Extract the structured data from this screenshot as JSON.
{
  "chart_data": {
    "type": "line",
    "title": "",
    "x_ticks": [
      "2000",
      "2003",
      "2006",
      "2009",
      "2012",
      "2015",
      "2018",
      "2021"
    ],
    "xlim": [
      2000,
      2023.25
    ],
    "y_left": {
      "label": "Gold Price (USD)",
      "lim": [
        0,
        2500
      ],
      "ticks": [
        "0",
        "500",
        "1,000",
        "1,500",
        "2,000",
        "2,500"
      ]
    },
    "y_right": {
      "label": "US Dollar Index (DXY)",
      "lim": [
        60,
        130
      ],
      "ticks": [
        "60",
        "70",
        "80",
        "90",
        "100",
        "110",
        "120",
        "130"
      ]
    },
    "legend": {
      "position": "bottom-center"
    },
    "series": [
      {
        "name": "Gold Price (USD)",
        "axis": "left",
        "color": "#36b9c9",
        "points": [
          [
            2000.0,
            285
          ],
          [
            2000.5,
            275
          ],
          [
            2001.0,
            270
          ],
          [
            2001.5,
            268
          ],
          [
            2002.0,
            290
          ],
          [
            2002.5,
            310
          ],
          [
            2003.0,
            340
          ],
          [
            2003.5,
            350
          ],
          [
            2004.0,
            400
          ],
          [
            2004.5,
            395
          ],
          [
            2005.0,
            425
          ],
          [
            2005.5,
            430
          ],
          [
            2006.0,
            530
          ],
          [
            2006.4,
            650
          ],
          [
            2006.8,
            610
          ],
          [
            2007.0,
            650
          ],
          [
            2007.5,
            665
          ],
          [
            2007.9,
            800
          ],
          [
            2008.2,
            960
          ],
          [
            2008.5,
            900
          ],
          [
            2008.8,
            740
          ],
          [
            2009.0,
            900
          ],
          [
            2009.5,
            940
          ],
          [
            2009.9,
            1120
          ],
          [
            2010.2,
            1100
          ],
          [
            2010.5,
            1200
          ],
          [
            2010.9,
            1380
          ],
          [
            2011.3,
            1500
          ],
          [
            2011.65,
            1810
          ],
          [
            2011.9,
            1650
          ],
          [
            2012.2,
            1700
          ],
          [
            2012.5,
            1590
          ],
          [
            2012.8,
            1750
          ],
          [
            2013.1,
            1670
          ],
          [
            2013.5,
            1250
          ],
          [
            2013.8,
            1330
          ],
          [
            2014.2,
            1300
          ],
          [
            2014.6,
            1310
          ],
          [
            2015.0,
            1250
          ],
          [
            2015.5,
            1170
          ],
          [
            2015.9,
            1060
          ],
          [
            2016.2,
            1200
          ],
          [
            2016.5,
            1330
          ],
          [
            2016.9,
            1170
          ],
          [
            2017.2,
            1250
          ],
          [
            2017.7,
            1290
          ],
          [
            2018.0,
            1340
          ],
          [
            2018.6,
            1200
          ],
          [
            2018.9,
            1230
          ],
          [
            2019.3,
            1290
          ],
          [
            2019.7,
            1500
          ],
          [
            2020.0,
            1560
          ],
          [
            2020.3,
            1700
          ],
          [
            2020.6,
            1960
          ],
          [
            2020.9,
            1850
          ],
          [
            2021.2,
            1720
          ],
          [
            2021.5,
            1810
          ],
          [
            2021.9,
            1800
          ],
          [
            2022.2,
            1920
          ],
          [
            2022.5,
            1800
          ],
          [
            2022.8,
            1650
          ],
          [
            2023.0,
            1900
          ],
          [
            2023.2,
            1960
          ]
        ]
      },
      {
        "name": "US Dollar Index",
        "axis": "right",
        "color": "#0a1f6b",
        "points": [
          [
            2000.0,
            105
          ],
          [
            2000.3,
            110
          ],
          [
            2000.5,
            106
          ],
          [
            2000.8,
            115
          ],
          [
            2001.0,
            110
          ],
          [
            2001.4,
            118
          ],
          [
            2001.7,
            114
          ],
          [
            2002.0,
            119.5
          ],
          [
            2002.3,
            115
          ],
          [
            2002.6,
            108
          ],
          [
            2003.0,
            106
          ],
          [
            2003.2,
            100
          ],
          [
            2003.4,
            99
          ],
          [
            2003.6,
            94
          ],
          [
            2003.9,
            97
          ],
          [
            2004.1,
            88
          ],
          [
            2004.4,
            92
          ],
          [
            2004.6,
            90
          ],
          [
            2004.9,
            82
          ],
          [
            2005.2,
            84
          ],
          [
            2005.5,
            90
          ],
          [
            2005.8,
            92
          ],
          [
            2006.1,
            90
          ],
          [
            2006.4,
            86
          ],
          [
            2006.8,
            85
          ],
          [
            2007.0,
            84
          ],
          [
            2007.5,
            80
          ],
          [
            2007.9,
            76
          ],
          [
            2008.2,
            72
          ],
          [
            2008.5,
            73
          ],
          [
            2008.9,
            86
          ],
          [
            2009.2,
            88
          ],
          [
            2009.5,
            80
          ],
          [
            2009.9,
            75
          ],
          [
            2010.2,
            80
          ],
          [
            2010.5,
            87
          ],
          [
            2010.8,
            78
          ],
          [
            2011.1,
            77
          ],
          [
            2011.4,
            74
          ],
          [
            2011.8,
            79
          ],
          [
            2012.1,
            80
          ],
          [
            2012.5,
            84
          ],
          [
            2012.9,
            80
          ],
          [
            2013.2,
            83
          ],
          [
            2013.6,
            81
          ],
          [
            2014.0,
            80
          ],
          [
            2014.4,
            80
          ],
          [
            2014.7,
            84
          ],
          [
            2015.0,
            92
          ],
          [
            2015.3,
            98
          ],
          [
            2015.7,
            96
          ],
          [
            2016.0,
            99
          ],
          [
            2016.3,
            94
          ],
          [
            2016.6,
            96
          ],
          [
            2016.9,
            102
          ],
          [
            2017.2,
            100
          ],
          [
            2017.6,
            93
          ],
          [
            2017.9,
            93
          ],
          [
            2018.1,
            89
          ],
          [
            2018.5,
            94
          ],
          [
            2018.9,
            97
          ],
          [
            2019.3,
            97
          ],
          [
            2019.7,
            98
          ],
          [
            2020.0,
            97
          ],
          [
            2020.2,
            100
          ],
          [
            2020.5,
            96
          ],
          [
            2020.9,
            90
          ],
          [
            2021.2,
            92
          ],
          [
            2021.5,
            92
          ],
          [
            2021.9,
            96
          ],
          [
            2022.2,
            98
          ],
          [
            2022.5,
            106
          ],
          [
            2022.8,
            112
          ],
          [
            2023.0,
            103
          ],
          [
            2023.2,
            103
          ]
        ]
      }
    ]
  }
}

┄┄┄┄┄┄

**Work to be completed**
Above are some records. Print them all exactly.

**Output below**
Extract the structured data from this screenshot as JSON.
{
  "chart_data": {
    "type": "line",
    "title": "",
    "x_ticks": [
      "2000",
      "2003",
      "2006",
      "2009",
      "2012",
      "2015",
      "2018",
      "2021"
    ],
    "xlim": [
      2000,
      2023.25
    ],
    "y_left": {
      "label": "Gold Price (USD)",
      "lim": [
        0,
        2500
      ],
      "ticks": [
        "0",
        "500",
        "1,000",
        "1,500",
        "2,000",
        "2,500"
      ]
    },
    "y_right": {
      "label": "US Dollar Index (DXY)",
      "lim": [
        60,
        130
      ],
      "ticks": [
        "60",
        "70",
        "80",
        "90",
        "100",
        "110",
        "120",
        "130"
      ]
    },
    "legend": {
      "position": "bottom-center"
    },
    "series": [
      {
        "name": "Gold Price (USD)",
        "axis": "left",
        "color": "#36b9c9",
        "points": [
          [
            2000.0,
            285
          ],
          [
            2000.5,
            275
          ],
          [
            2001.0,
            270
          ],
          [
            2001.5,
            268
          ],
          [
            2002.0,
            290
          ],
          [
            2002.5,
            310
          ],
          [
            2003.0,
            340
          ],
          [
            2003.5,
            350
          ],
          [
            2004.0,
            400
          ],
          [
            2004.5,
            395
          ],
          [
            2005.0,
            425
          ],
          [
            2005.5,
            430
          ],
          [
            2006.0,
            530
          ],
          [
            2006.4,
            650
          ],
          [
            2006.8,
            610
          ],
          [
            2007.0,
            650
          ],
          [
            2007.5,
            665
          ],
          [
            2007.9,
            800
          ],
          [
            2008.2,
            960
          ],
          [
            2008.5,
            900
          ],
          [
            2008.8,
            740
          ],
          [
            2009.0,
            900
          ],
          [
            2009.5,
            940
          ],
          [
            2009.9,
            1120
          ],
          [
            2010.2,
            1100
          ],
          [
            2010.5,
            1200
          ],
          [
            2010.9,
            1380
          ],
          [
            2011.3,
            1500
          ],
          [
            2011.65,
            1810
          ],
          [
            2011.9,
            1650
          ],
          [
            2012.2,
            1700
          ],
          [
            2012.5,
            1590
          ],
          [
            2012.8,
            1750
          ],
          [
            2013.1,
            1670
          ],
          [
            2013.5,
            1250
          ],
          [
            2013.8,
            1330
          ],
          [
            2014.2,
            1300
          ],
          [
            2014.6,
            1310
          ],
          [
            2015.0,
            1250
          ],
          [
            2015.5,
            1170
          ],
          [
            2015.9,
            1060
          ],
          [
            2016.2,
            1200
          ],
          [
            2016.5,
            1330
          ],
          [
            2016.9,
            1170
          ],
          [
            2017.2,
            1250
          ],
          [
            2017.7,
            1290
          ],
          [
            2018.0,
            1340
          ],
          [
            2018.6,
            1200
          ],
          [
            2018.9,
            1230
          ],
          [
            2019.3,
            1290
          ],
          [
            2019.7,
            1500
          ],
          [
            2020.0,
            1560
          ],
          [
            2020.3,
            1700
          ],
          [
            2020.6,
            1960
          ],
          [
            2020.9,
            1850
          ],
          [
            2021.2,
            1720
          ],
          [
            2021.5,
            1810
          ],
          [
            2021.9,
            1800
          ],
          [
            2022.2,
            1920
          ],
          [
            2022.5,
            1800
          ],
          [
            2022.8,
            1650
          ],
          [
            2023.0,
            1900
          ],
          [
            2023.2,
            1960
          ]
        ]
      },
      {
        "name": "US Dollar Index",
        "axis": "right",
        "color": "#0a1f6b",
        "points": [
          [
            2000.0,
            105
          ],
          [
            2000.3,
            110
          ],
          [
            2000.5,
            106
          ],
          [
            2000.8,
            115
          ],
          [
            2001.0,
            110
          ],
          [
            2001.4,
            118
          ],
          [
            2001.7,
            114
          ],
          [
            2002.0,
            119.5
          ],
          [
            2002.3,
            115
          ],
          [
            2002.6,
            108
          ],
          [
            2003.0,
            106
          ],
          [
            2003.2,
            100
          ],
          [
            2003.4,
            99
          ],
          [
            2003.6,
            94
          ],
          [
            2003.9,
            97
          ],
          [
            2004.1,
            88
          ],
          [
            2004.4,
            92
          ],
          [
            2004.6,
            90
          ],
          [
            2004.9,
            82
          ],
          [
            2005.2,
            84
          ],
          [
            2005.5,
            90
          ],
          [
            2005.8,
            92
          ],
          [
            2006.1,
            90
          ],
          [
            2006.4,
            86
          ],
          [
            2006.8,
            85
          ],
          [
            2007.0,
            84
          ],
          [
            2007.5,
            80
          ],
          [
            2007.9,
            76
          ],
          [
            2008.2,
            72
          ],
          [
            2008.5,
            73
          ],
          [
            2008.9,
            86
          ],
          [
            2009.2,
            88
          ],
          [
            2009.5,
            80
          ],
          [
            2009.9,
            75
          ],
          [
            2010.2,
            80
          ],
          [
            2010.5,
            87
          ],
          [
            2010.8,
            78
          ],
          [
            2011.1,
            77
          ],
          [
            2011.4,
            74
          ],
          [
            2011.8,
            79
          ],
          [
            2012.1,
            80
          ],
          [
            2012.5,
            84
          ],
          [
            2012.9,
            80
          ],
          [
            2013.2,
            83
          ],
          [
            2013.6,
            81
          ],
          [
            2014.0,
            80
          ],
          [
            2014.4,
            80
          ],
          [
            2014.7,
            84
          ],
          [
            2015.0,
            92
          ],
          [
            2015.3,
            98
          ],
          [
            2015.7,
            96
          ],
          [
            2016.0,
            99
          ],
          [
            2016.3,
            94
          ],
          [
            2016.6,
            96
          ],
          [
            2016.9,
            102
          ],
          [
            2017.2,
            100
          ],
          [
            2017.6,
            93
          ],
          [
            2017.9,
            93
          ],
          [
            2018.1,
            89
          ],
          [
            2018.5,
            94
          ],
          [
            2018.9,
            97
          ],
          [
            2019.3,
            97
          ],
          [
            2019.7,
            98
          ],
          [
            2020.0,
            97
          ],
          [
            2020.2,
            100
          ],
          [
            2020.5,
            96
          ],
          [
            2020.9,
            90
          ],
          [
            2021.2,
            92
          ],
          [
            2021.5,
            92
          ],
          [
            2021.9,
            96
          ],
          [
            2022.2,
            98
          ],
          [
            2022.5,
            106
          ],
          [
            2022.8,
            112
          ],
          [
            2023.0,
            103
          ],
          [
            2023.2,
            103
          ]
        ]
      }
    ]
  }
}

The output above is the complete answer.